▶ TASK INSTRUCTIONS
Without the pictures, return each record as it appears.

Records from a collection
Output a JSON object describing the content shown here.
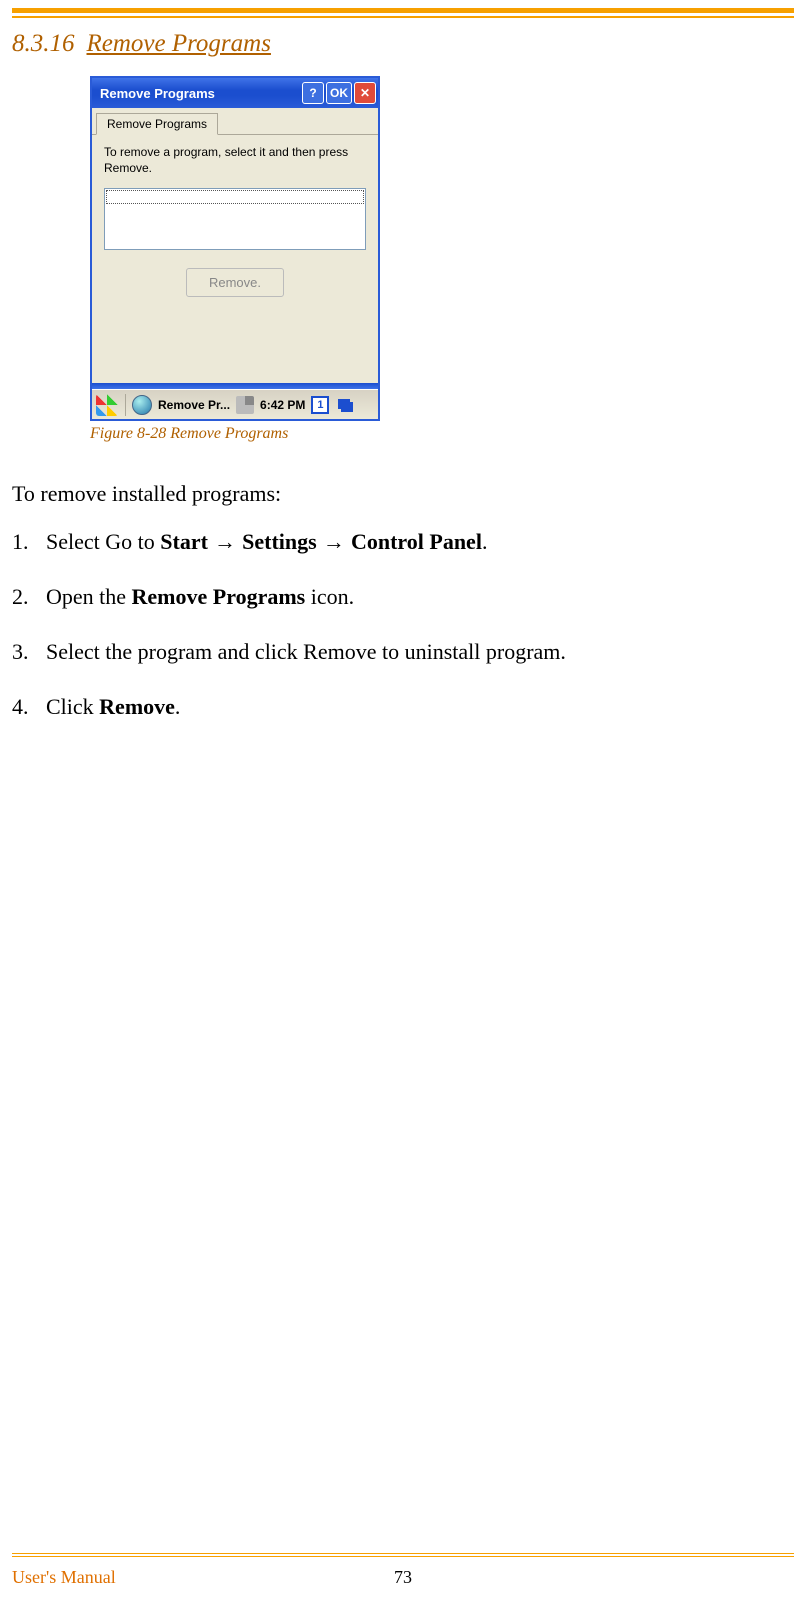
{
  "heading": {
    "number": "8.3.16",
    "title": "Remove Programs"
  },
  "screenshot": {
    "titlebar": {
      "title": "Remove Programs",
      "help": "?",
      "ok": "OK",
      "close": "✕"
    },
    "tab": "Remove Programs",
    "panel_text": "To remove a program, select it and then press Remove.",
    "remove_button": "Remove.",
    "taskbar": {
      "app": "Remove Pr...",
      "time": "6:42 PM",
      "indicator": "1"
    }
  },
  "caption": "Figure 8-28 Remove Programs",
  "intro": "To remove installed programs:",
  "steps": [
    {
      "n": "1.",
      "pre": "Select Go to ",
      "b1": "Start",
      "mid1": "  → ",
      "b2": "Settings",
      "mid2": "  → ",
      "b3": "Control Panel",
      "post": "."
    },
    {
      "n": "2.",
      "pre": "Open the ",
      "b1": "Remove Programs",
      "post": " icon."
    },
    {
      "n": "3.",
      "plain": "Select the program and click Remove to uninstall program."
    },
    {
      "n": "4.",
      "pre": "Click ",
      "b1": "Remove",
      "post": "."
    }
  ],
  "footer": {
    "left": "User's Manual",
    "page": "73"
  }
}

▶ CORRECT RESULT
Output a JSON object describing the content shown here.
{
  "heading": {
    "number": "8.3.16",
    "title": "Remove Programs"
  },
  "screenshot": {
    "titlebar": {
      "title": "Remove Programs",
      "help": "?",
      "ok": "OK",
      "close": "✕"
    },
    "tab": "Remove Programs",
    "panel_text": "To remove a program, select it and then press Remove.",
    "remove_button": "Remove.",
    "taskbar": {
      "app": "Remove Pr...",
      "time": "6:42 PM",
      "indicator": "1"
    }
  },
  "caption": "Figure 8-28 Remove Programs",
  "intro": "To remove installed programs:",
  "steps": [
    {
      "n": "1.",
      "pre": "Select Go to ",
      "b1": "Start",
      "mid1": "  → ",
      "b2": "Settings",
      "mid2": "  → ",
      "b3": "Control Panel",
      "post": "."
    },
    {
      "n": "2.",
      "pre": "Open the ",
      "b1": "Remove Programs",
      "post": " icon."
    },
    {
      "n": "3.",
      "plain": "Select the program and click Remove to uninstall program."
    },
    {
      "n": "4.",
      "pre": "Click ",
      "b1": "Remove",
      "post": "."
    }
  ],
  "footer": {
    "left": "User's Manual",
    "page": "73"
  }
}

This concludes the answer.